#### TASK
Copy the records from the start down through the line containing "colorbar-swatches (1514, 225, 1574, 1398)", swapping "bounding box" for "enclosing box" and leaving everything else as it is.

-------

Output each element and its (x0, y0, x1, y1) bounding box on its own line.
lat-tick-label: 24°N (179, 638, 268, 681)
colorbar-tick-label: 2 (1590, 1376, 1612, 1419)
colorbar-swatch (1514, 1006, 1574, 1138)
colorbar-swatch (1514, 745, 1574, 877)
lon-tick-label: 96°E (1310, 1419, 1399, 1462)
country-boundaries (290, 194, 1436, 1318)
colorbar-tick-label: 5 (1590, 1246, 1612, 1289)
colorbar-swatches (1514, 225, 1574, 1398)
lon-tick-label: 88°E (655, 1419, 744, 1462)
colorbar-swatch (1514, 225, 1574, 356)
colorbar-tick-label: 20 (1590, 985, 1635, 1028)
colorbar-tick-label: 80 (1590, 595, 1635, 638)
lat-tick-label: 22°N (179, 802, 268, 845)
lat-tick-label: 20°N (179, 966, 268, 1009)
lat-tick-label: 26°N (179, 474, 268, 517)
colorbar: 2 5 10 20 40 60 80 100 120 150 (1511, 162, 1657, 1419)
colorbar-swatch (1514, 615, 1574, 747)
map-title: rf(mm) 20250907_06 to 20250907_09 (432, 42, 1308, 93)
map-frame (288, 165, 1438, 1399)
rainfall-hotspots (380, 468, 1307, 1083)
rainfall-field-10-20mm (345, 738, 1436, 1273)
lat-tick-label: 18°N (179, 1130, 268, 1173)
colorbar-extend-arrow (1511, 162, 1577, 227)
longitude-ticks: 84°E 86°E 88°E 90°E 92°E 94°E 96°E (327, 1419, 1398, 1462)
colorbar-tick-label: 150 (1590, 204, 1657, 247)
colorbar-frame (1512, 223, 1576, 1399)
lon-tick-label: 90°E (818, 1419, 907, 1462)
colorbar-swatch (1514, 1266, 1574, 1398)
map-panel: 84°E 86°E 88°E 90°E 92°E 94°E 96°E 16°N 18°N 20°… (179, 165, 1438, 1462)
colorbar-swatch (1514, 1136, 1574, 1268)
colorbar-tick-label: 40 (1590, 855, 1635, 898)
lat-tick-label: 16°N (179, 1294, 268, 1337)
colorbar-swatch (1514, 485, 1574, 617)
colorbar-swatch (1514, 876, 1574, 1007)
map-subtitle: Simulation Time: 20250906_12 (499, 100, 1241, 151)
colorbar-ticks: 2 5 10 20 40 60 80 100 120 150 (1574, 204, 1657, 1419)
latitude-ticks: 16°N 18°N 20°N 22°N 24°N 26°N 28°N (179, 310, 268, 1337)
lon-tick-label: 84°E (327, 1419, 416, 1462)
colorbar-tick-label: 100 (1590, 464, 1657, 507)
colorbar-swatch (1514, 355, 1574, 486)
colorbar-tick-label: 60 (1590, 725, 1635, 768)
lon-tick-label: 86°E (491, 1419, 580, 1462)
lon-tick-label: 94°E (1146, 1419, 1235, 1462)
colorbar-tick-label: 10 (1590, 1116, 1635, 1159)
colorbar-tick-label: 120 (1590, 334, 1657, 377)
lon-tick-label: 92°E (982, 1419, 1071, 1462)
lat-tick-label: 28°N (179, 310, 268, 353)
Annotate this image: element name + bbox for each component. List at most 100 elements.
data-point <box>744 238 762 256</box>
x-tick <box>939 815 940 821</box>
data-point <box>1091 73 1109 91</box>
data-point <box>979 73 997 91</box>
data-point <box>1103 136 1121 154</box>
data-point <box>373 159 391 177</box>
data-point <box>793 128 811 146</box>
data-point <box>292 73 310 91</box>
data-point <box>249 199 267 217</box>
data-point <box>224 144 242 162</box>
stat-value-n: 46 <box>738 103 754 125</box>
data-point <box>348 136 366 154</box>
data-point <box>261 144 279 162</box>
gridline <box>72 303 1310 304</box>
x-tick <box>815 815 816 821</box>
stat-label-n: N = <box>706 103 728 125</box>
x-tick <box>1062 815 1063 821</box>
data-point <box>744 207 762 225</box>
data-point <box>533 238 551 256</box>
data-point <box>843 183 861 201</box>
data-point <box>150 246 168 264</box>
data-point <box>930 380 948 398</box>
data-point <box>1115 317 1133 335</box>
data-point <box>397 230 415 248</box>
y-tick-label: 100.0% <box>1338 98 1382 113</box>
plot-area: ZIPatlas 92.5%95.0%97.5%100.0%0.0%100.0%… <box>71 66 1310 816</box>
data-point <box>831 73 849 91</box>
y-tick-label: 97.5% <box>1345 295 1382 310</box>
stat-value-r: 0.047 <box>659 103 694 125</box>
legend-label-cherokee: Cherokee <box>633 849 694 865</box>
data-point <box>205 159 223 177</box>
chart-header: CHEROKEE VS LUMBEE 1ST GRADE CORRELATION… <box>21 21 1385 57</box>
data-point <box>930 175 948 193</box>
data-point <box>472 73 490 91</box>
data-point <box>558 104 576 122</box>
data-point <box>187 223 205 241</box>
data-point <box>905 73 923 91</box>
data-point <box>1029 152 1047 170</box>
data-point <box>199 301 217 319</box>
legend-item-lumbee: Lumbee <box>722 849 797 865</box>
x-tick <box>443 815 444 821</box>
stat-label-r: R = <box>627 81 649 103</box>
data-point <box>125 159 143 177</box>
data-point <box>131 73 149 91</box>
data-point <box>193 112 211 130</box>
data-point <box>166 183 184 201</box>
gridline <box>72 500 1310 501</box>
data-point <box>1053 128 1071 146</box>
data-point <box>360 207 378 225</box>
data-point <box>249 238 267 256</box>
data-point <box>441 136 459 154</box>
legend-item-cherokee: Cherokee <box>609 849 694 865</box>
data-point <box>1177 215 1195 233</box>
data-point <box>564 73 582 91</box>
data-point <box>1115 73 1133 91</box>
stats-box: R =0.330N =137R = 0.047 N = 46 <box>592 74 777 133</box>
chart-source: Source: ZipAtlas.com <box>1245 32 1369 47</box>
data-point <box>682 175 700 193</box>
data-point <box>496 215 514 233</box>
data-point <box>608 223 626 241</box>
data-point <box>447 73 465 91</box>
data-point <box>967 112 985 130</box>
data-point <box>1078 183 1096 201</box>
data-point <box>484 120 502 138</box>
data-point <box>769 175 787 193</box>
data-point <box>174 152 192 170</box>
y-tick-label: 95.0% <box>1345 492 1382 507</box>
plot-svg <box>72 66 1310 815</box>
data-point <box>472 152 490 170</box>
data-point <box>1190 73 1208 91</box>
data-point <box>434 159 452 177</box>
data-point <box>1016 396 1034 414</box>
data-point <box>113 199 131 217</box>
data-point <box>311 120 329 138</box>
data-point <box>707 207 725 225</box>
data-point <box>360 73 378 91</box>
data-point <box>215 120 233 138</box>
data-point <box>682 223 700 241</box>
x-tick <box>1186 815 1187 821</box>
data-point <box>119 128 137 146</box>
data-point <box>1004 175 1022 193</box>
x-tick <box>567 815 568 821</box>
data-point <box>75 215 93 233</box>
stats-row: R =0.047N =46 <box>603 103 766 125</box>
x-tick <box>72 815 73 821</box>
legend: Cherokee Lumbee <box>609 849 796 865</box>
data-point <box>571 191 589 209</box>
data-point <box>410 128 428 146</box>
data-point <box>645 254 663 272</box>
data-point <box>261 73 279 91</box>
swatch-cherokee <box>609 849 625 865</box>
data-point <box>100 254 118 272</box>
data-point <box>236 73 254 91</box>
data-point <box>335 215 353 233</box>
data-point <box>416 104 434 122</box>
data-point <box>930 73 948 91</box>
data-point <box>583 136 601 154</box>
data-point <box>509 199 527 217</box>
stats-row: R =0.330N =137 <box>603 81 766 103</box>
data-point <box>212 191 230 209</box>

-------

#### FINAL RESULT
Output each element and its (x0, y0, x1, y1) enclosing box on its own line.
lat-tick-label: 24°N (179, 638, 268, 681)
colorbar-tick-label: 2 (1590, 1376, 1612, 1419)
colorbar-swatch (1514, 1006, 1574, 1138)
colorbar-swatch (1514, 745, 1574, 877)
lon-tick-label: 96°E (1310, 1419, 1399, 1462)
country-boundaries (290, 194, 1436, 1318)
colorbar-tick-label: 5 (1590, 1246, 1612, 1289)
colorbar-swatches (1514, 225, 1574, 1398)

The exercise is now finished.